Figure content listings
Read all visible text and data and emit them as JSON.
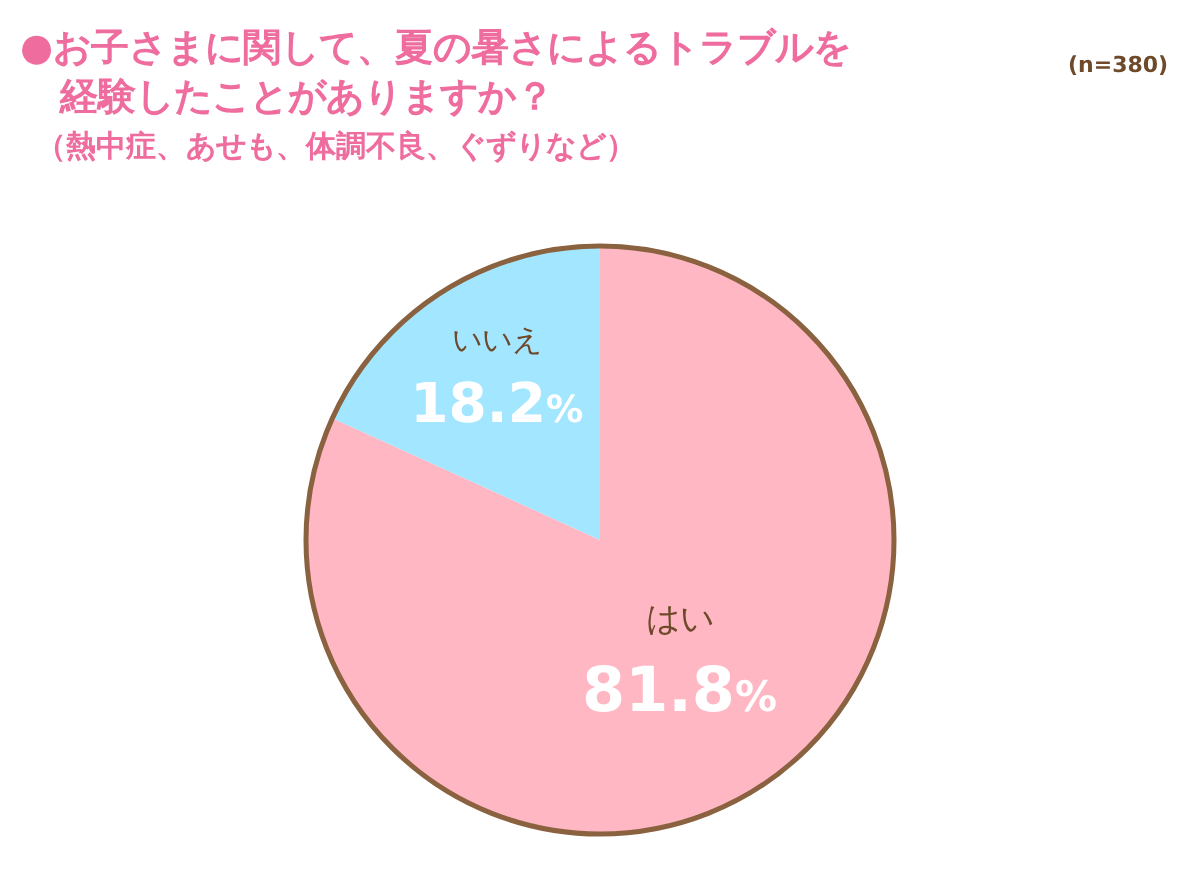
{
  "chart_data": {
    "type": "pie",
    "title": "●お子さまに関して、夏の暑さによるトラブルを経験したことがありますか？",
    "subtitle": "（熱中症、あせも、体調不良、ぐずりなど）",
    "annotations": [
      "(n=380)"
    ],
    "categories": [
      "はい",
      "いいえ"
    ],
    "values": [
      81.8,
      18.2
    ],
    "colors": [
      "#ffb7c3",
      "#a3e6ff"
    ],
    "value_labels": [
      "81.8%",
      "18.2%"
    ],
    "legend": false
  }
}
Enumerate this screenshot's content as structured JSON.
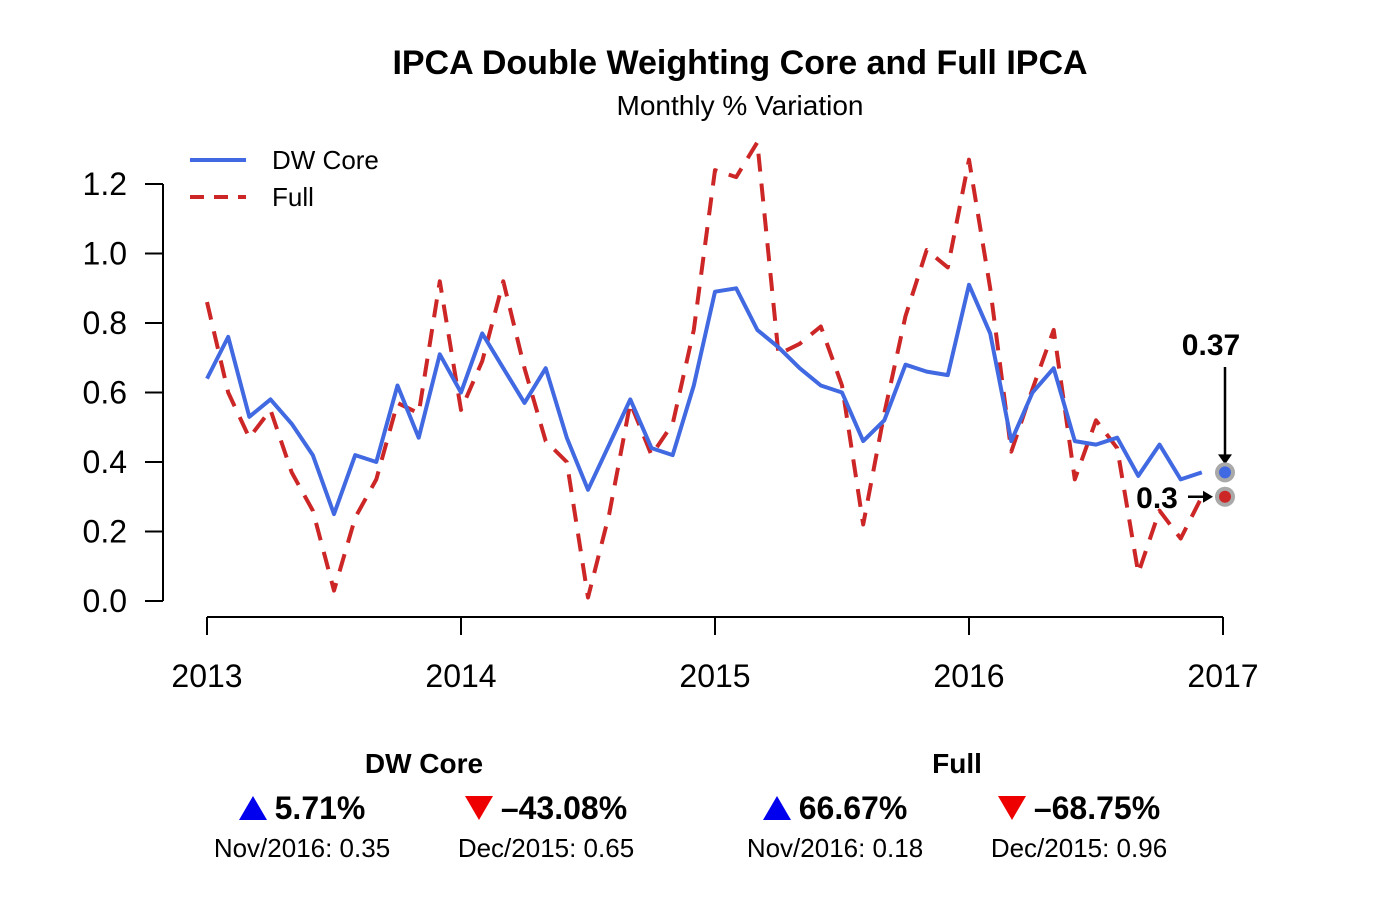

(TASK TO COMPLETE) Take the listing above and restate it word for word, without its pictures.

(EXERCISE OUTPUT)
Read all visible text and data and emit them as JSON.
{
  "chart_data": {
    "type": "pie",
    "title": "●お子さまに関して、夏の暑さによるトラブルを経験したことがありますか？",
    "subtitle": "（熱中症、あせも、体調不良、ぐずりなど）",
    "annotations": [
      "(n=380)"
    ],
    "categories": [
      "はい",
      "いいえ"
    ],
    "values": [
      81.8,
      18.2
    ],
    "colors": [
      "#ffb7c3",
      "#a3e6ff"
    ],
    "value_labels": [
      "81.8%",
      "18.2%"
    ],
    "legend": false
  }
}
Enumerate this screenshot's content as structured JSON.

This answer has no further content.